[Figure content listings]
● ● ●

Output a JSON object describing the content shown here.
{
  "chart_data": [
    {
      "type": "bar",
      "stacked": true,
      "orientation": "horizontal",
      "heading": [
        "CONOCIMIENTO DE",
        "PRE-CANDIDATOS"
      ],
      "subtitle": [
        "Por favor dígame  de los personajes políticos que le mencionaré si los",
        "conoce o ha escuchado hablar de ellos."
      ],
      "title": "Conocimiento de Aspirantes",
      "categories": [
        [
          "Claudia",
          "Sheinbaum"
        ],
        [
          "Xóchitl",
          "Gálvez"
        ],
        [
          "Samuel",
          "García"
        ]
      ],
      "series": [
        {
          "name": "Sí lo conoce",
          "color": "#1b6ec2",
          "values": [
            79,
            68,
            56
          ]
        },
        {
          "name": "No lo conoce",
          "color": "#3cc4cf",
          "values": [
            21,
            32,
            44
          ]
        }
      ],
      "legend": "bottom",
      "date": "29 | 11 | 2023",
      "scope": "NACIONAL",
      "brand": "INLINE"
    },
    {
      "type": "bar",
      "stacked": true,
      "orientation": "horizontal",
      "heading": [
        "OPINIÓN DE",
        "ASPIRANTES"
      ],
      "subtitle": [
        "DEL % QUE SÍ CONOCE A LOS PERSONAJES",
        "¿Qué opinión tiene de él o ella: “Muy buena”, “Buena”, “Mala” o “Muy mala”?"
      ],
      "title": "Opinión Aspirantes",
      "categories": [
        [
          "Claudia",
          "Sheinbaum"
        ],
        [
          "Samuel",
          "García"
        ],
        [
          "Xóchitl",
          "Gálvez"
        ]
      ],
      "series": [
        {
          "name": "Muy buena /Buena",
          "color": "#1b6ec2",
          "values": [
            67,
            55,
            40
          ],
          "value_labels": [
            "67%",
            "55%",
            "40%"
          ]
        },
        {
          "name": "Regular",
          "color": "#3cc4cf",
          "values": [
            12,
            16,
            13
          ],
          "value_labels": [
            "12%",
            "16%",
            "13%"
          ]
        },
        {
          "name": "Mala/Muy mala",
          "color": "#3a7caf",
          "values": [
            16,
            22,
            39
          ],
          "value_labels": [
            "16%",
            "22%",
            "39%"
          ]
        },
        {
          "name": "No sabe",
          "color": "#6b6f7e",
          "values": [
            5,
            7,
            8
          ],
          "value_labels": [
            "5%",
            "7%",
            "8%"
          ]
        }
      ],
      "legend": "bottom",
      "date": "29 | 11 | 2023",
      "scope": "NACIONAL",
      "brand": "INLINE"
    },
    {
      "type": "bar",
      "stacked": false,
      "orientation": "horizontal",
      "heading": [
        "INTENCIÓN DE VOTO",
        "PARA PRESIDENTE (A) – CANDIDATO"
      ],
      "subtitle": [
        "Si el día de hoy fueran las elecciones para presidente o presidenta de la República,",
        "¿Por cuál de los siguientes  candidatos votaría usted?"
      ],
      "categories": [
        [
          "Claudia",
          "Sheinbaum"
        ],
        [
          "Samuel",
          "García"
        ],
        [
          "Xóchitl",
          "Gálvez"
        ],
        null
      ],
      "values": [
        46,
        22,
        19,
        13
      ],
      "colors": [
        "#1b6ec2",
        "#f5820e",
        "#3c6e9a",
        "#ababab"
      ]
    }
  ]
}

● ● ●

§ SHORT TASK
Gather up the lines that contain the word "Buena".

§ RESULT BELOW
        "¿Qué opinión tiene de él o ella: “Muy buena”, “Buena”, “Mala” o “Muy mala”?"
          "name": "Muy buena /Buena",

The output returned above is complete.